| STATED TASK |
From the listing below, pick out each line with the word "laborer".

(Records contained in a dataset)

__________

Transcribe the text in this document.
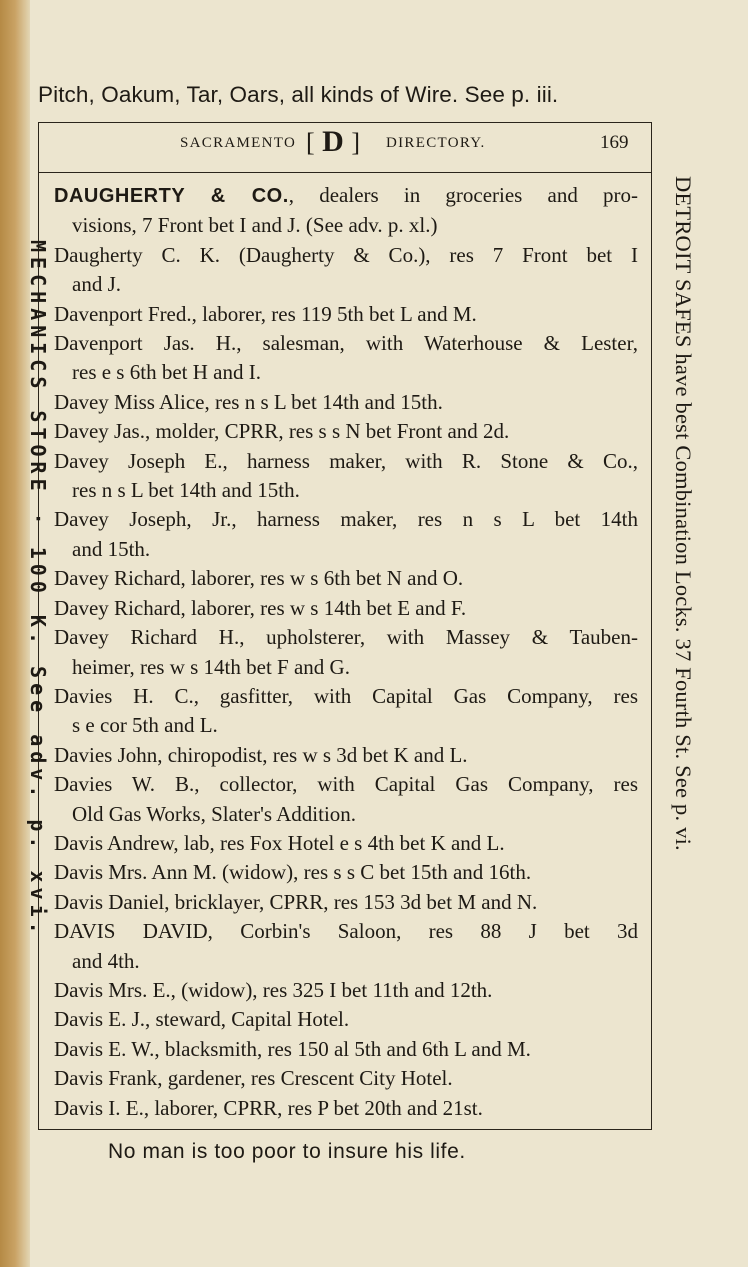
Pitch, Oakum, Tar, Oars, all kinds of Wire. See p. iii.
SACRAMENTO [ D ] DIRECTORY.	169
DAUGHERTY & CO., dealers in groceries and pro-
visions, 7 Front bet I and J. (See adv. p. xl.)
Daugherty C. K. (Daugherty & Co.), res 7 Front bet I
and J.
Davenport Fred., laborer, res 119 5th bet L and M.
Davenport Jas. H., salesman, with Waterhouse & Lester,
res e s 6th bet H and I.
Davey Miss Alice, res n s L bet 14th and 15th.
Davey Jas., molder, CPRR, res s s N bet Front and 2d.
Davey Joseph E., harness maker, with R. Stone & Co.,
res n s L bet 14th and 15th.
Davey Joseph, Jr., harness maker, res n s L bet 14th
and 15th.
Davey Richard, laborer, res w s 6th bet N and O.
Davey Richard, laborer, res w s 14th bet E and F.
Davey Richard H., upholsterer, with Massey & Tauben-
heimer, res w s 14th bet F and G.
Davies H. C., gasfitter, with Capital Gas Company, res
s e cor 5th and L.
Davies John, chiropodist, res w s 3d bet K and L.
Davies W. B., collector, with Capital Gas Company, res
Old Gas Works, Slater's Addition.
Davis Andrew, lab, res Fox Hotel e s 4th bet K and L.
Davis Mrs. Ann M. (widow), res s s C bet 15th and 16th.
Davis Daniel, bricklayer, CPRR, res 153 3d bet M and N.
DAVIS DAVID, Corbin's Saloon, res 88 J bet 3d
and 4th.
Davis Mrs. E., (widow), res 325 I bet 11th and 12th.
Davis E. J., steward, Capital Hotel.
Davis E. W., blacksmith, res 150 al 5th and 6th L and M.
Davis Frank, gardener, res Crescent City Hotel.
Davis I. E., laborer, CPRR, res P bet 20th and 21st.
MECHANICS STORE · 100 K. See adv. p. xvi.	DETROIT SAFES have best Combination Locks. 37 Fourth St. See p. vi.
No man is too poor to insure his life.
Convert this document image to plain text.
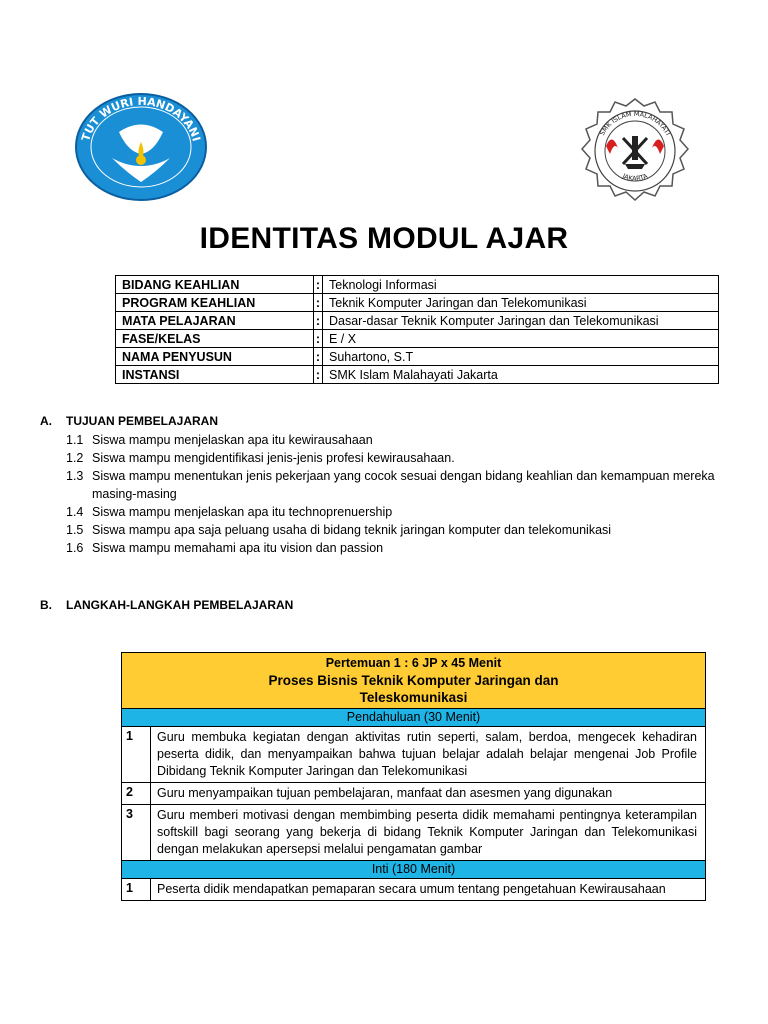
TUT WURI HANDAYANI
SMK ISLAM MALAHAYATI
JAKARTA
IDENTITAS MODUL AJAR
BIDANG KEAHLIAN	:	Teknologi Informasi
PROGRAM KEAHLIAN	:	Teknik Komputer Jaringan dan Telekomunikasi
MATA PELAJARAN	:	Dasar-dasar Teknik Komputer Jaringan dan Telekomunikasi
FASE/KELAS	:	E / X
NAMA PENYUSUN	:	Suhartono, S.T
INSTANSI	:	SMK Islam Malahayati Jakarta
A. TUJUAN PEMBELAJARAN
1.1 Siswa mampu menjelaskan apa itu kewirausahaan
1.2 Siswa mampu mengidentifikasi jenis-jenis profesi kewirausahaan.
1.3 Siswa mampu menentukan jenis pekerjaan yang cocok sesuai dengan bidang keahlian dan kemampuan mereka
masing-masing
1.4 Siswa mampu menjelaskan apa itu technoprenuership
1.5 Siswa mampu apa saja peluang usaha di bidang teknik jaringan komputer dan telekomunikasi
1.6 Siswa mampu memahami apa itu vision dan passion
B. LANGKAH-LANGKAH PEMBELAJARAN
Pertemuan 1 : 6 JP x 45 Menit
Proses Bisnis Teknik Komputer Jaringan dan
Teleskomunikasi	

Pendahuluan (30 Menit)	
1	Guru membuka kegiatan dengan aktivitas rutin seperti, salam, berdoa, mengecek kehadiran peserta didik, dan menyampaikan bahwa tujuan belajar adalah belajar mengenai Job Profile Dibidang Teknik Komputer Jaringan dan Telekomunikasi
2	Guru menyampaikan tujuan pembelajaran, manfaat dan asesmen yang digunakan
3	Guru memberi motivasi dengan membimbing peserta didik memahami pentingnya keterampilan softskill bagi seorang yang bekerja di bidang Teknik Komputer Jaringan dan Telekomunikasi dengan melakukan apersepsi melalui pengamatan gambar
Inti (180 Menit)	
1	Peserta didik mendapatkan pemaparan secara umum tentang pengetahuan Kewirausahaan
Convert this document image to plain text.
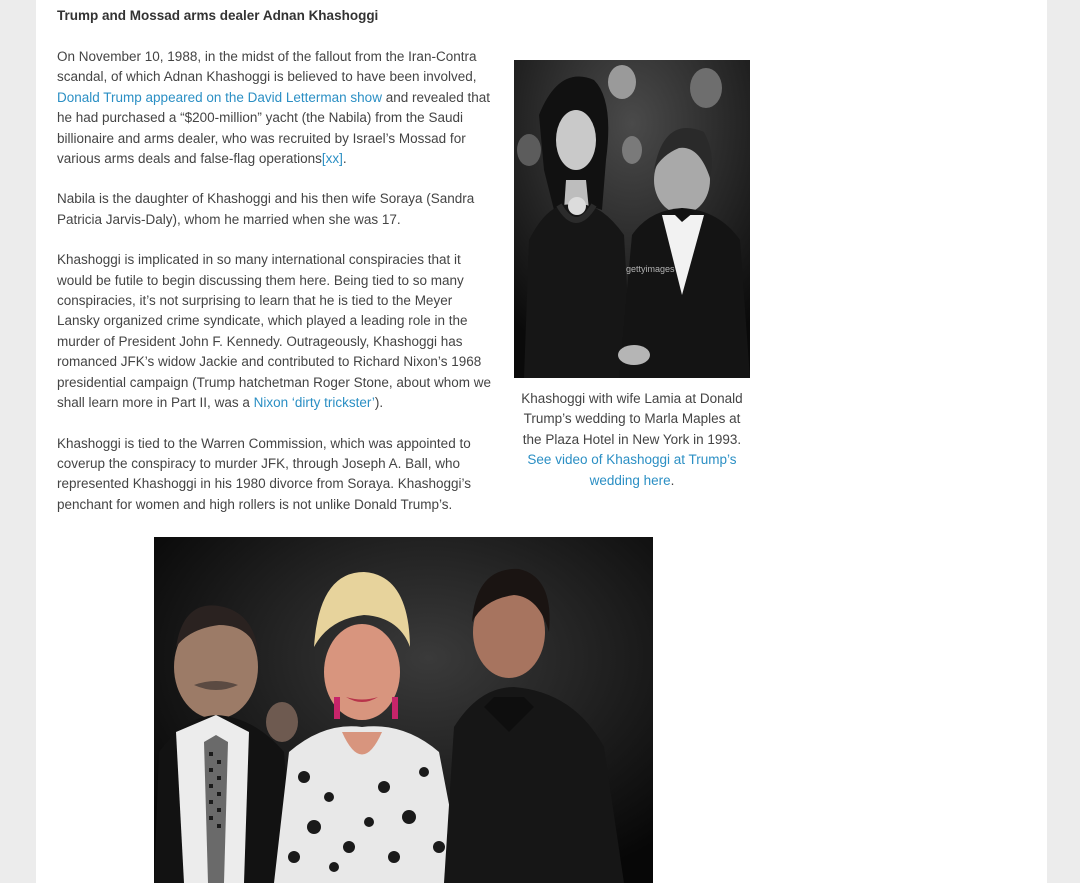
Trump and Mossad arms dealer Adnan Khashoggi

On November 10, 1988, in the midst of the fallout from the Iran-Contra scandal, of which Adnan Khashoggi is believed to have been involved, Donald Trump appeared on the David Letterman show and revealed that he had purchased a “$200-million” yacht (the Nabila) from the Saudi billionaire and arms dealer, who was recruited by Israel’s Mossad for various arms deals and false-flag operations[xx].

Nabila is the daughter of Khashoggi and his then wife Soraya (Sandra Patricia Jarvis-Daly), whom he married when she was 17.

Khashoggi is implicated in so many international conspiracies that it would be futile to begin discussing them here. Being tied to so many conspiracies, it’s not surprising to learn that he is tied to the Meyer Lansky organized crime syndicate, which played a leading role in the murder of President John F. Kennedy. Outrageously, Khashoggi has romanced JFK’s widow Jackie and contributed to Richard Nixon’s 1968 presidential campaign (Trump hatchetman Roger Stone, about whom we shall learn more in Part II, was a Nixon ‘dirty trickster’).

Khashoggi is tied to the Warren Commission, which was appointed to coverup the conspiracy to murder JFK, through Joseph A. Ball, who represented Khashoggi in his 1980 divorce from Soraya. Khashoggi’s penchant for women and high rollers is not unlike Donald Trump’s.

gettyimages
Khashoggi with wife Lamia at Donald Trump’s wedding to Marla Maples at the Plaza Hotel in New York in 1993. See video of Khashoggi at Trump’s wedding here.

__________

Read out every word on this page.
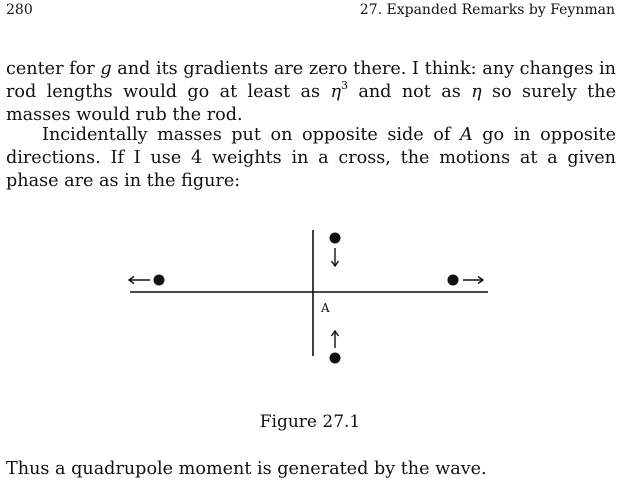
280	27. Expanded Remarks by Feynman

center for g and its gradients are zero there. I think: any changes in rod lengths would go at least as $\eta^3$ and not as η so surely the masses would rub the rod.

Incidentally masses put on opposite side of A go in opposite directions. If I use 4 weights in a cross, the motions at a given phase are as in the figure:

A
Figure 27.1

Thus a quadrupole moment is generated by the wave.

__________

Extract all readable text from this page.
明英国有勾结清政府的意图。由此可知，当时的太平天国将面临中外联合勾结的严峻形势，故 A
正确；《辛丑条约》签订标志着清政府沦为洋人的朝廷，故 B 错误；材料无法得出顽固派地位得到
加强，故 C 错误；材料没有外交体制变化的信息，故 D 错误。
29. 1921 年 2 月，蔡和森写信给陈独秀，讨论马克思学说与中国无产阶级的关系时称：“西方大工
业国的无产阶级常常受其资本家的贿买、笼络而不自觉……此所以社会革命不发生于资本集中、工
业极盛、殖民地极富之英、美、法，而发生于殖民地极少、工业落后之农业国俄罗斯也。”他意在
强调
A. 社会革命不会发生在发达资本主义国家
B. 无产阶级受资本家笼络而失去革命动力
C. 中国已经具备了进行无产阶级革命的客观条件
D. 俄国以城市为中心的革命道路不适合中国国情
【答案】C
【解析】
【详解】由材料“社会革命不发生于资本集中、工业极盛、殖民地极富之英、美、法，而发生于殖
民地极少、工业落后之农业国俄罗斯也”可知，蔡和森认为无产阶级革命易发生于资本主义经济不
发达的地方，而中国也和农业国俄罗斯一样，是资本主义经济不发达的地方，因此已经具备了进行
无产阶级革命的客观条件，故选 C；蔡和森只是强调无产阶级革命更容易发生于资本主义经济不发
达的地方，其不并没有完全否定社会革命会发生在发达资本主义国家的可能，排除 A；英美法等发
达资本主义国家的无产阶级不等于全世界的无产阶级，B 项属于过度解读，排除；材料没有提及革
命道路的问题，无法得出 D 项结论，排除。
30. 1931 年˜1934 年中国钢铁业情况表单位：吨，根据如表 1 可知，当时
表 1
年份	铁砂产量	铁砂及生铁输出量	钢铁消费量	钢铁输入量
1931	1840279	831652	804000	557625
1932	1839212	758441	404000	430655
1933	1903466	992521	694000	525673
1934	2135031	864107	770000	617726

__________

| THE COMPLETED TASK |
Davenport Fred., laborer, res 119 5th bet L and M.
Davey Richard, laborer, res w s 6th bet N and O.
Davey Richard, laborer, res w s 14th bet E and F.
Davis I. E., laborer, CPRR, res P bet 20th and 21st.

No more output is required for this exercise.